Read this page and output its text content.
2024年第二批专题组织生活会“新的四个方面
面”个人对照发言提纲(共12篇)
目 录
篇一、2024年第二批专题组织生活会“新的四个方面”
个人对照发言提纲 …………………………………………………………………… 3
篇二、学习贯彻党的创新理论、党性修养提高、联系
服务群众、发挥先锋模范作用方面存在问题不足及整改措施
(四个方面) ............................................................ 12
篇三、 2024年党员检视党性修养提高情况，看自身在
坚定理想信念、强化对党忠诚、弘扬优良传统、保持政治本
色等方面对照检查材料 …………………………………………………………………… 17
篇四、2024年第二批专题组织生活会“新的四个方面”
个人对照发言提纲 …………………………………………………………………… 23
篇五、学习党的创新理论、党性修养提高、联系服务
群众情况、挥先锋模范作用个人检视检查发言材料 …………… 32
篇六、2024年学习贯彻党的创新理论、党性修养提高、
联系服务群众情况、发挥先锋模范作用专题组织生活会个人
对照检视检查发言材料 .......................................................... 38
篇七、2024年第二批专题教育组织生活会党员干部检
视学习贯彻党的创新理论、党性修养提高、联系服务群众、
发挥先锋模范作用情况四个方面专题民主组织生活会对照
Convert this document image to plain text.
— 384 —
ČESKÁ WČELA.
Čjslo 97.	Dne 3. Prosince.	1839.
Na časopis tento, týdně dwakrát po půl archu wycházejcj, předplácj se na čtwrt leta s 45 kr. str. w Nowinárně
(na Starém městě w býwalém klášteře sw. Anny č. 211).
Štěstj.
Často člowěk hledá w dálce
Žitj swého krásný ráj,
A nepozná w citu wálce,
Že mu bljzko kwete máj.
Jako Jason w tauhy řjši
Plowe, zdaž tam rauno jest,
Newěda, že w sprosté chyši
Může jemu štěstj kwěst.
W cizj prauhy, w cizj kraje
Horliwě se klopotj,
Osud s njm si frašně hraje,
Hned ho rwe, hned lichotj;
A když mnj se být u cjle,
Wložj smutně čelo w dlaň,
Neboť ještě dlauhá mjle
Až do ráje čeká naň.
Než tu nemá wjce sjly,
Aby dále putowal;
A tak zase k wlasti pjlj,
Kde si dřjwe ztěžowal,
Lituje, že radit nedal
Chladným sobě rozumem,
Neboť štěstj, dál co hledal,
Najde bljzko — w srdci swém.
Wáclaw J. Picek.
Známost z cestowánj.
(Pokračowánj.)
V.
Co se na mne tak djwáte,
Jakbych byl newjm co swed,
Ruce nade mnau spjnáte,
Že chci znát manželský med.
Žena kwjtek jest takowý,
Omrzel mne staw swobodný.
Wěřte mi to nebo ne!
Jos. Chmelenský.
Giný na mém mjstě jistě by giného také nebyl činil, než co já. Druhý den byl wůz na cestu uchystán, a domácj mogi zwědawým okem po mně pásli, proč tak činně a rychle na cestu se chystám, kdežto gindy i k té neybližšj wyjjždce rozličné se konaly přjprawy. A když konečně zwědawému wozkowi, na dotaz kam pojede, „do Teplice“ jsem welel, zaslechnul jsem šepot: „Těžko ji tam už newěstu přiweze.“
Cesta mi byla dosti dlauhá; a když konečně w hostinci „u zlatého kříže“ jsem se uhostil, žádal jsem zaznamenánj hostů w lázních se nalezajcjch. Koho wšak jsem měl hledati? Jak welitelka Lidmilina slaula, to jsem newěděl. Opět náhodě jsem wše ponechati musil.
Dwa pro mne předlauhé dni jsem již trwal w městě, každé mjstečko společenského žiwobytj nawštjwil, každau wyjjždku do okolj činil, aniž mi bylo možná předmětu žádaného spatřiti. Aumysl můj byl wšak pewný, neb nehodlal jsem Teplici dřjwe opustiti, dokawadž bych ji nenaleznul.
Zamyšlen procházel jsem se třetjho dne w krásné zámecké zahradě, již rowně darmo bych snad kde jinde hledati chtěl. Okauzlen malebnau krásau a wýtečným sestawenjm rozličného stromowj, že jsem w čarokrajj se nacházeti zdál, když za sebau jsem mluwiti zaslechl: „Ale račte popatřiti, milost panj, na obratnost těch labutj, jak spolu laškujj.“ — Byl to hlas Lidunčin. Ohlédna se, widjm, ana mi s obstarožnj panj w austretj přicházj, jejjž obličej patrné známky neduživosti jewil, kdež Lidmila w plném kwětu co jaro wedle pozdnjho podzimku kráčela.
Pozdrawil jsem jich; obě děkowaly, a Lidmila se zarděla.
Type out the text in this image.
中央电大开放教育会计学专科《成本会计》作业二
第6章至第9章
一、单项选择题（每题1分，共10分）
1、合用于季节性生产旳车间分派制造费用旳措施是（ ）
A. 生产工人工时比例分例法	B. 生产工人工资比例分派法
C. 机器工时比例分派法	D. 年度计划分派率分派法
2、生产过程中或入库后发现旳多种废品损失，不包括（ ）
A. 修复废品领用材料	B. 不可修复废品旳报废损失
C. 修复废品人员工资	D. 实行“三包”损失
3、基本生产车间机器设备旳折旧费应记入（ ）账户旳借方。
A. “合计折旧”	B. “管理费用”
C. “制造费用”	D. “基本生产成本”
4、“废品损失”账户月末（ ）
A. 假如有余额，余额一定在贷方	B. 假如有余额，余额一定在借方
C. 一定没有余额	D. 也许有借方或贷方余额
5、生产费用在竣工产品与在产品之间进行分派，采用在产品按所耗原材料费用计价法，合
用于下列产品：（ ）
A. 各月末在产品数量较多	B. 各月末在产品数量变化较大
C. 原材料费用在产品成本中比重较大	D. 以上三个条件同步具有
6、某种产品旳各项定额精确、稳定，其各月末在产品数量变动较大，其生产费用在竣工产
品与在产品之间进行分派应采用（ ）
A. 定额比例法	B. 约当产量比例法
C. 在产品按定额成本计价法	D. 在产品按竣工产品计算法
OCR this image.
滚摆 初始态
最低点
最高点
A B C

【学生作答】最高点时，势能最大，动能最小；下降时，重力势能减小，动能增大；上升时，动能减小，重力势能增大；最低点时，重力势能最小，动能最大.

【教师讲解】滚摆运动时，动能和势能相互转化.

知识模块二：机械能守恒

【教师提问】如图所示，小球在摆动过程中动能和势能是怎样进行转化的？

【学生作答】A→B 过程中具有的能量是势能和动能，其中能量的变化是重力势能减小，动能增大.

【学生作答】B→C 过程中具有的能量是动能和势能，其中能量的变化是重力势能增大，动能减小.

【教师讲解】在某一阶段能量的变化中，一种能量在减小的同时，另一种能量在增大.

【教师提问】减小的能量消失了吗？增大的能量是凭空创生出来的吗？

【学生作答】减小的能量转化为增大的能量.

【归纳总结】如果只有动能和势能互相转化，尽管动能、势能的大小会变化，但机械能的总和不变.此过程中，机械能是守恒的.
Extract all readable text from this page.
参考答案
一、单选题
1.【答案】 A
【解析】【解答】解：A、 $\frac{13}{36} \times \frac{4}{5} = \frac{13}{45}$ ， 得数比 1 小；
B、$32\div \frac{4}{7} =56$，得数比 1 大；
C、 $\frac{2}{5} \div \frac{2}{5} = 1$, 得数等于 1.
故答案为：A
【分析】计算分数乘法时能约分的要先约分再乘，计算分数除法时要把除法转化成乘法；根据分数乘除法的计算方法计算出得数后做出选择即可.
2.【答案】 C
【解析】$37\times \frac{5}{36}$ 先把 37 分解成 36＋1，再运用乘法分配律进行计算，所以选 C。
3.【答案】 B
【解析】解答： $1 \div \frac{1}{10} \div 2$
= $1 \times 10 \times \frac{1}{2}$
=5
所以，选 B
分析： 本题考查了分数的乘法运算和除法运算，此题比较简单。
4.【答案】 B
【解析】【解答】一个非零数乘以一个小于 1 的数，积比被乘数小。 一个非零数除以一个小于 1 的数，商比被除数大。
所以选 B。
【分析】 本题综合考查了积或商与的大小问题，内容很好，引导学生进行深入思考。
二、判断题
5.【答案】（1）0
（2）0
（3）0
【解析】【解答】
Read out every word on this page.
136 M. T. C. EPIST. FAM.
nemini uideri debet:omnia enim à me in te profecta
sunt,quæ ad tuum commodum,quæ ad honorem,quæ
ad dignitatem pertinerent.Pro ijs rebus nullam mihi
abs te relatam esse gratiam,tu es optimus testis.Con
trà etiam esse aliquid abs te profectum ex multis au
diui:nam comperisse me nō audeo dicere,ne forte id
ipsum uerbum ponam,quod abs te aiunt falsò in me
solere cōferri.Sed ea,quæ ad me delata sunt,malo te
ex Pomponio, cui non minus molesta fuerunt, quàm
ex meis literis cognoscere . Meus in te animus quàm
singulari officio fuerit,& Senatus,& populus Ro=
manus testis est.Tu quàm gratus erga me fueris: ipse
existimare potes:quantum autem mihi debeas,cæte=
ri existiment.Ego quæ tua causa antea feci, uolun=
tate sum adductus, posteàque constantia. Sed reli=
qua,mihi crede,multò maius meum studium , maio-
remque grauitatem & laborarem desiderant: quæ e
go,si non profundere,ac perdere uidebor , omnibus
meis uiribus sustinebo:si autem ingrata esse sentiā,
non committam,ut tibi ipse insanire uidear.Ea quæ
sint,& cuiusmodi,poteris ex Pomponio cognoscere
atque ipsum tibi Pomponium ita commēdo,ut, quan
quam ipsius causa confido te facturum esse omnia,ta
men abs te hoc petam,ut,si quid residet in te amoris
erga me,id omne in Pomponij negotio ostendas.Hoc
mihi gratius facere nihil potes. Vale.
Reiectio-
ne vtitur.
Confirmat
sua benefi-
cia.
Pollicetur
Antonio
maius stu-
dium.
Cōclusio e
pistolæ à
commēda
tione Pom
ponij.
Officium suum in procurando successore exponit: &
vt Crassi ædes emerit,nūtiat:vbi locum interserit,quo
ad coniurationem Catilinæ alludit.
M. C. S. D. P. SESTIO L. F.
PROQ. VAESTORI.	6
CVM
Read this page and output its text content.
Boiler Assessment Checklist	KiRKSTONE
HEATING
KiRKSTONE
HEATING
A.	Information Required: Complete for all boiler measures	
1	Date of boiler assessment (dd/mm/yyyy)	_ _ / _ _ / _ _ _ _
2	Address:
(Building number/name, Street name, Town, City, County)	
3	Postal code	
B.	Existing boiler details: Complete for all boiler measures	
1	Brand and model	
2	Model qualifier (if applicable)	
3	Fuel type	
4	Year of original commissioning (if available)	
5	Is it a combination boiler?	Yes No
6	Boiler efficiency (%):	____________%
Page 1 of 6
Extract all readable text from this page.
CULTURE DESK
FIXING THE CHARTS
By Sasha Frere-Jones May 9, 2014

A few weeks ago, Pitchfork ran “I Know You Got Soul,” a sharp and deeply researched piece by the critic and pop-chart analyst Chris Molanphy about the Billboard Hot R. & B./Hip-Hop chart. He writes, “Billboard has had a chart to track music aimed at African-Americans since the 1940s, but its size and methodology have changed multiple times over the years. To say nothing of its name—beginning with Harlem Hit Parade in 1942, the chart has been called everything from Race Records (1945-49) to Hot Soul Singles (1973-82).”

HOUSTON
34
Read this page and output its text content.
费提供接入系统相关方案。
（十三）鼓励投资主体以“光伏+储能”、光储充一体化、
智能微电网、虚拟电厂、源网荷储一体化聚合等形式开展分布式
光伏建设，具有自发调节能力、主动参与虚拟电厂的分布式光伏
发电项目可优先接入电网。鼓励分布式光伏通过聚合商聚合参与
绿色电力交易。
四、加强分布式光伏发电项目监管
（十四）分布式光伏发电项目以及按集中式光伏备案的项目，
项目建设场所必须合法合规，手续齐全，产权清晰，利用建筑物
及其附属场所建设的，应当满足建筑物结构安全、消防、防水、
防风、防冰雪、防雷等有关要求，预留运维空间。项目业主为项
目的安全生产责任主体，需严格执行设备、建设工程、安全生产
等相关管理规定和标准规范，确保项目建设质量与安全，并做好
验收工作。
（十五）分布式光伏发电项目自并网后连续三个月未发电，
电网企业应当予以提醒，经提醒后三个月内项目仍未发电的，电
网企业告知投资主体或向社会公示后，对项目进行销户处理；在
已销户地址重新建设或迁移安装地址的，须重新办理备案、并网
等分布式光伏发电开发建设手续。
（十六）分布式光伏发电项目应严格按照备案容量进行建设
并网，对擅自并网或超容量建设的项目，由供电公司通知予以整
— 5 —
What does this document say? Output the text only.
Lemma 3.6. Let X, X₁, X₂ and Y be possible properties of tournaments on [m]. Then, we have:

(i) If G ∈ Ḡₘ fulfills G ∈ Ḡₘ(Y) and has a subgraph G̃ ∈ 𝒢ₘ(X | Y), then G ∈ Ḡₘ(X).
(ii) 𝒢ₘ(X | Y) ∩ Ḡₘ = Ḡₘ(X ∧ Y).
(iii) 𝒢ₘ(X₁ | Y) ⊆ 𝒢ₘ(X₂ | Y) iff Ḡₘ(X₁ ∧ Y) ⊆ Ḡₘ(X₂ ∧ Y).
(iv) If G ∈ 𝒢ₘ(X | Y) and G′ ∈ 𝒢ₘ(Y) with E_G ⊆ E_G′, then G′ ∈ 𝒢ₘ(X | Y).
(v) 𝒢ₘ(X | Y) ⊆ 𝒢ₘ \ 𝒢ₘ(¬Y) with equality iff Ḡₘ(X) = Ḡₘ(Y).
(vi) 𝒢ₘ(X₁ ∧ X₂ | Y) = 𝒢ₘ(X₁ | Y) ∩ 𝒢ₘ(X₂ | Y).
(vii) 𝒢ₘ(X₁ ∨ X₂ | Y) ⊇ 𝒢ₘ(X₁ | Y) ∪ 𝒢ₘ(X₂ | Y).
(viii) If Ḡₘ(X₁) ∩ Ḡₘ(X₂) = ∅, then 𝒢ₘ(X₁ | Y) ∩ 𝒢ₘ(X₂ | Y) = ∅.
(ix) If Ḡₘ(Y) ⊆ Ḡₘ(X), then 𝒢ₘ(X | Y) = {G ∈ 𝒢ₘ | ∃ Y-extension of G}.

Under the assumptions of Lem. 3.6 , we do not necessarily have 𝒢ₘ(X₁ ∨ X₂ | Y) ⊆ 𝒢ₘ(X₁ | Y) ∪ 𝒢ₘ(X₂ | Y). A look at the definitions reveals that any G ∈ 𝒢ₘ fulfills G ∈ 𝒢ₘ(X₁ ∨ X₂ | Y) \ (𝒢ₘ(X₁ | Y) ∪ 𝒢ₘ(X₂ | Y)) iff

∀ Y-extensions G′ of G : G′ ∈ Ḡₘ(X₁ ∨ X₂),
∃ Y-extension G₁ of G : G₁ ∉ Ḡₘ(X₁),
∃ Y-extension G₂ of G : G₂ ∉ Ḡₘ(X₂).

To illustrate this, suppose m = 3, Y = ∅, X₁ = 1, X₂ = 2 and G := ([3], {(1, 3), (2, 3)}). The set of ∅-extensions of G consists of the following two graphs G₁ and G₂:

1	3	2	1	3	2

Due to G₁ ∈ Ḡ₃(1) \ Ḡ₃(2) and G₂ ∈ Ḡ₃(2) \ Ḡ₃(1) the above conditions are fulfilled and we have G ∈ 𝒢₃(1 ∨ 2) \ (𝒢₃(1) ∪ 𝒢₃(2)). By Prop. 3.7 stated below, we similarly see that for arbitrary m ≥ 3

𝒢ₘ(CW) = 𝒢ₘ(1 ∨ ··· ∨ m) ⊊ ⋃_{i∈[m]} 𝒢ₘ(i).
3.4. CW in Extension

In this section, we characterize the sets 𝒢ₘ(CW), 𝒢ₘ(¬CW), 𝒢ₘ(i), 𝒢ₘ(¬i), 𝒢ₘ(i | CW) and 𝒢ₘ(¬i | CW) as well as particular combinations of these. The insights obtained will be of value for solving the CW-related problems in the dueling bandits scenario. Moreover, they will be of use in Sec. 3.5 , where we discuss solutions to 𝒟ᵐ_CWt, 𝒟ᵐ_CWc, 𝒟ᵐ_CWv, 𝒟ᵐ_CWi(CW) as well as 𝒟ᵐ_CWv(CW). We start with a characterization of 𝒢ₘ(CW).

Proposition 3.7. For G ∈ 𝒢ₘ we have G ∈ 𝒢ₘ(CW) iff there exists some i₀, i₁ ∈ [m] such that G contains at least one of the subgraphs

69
* * * * * * * * *
=== Work required ===
Search the data for "cognoscere". Copy every line that has it.

=== The response ===
ex meis literis cognoscere . Meus in te animus quàm
sint,& cuiusmodi,poteris ex Pomponio cognoscere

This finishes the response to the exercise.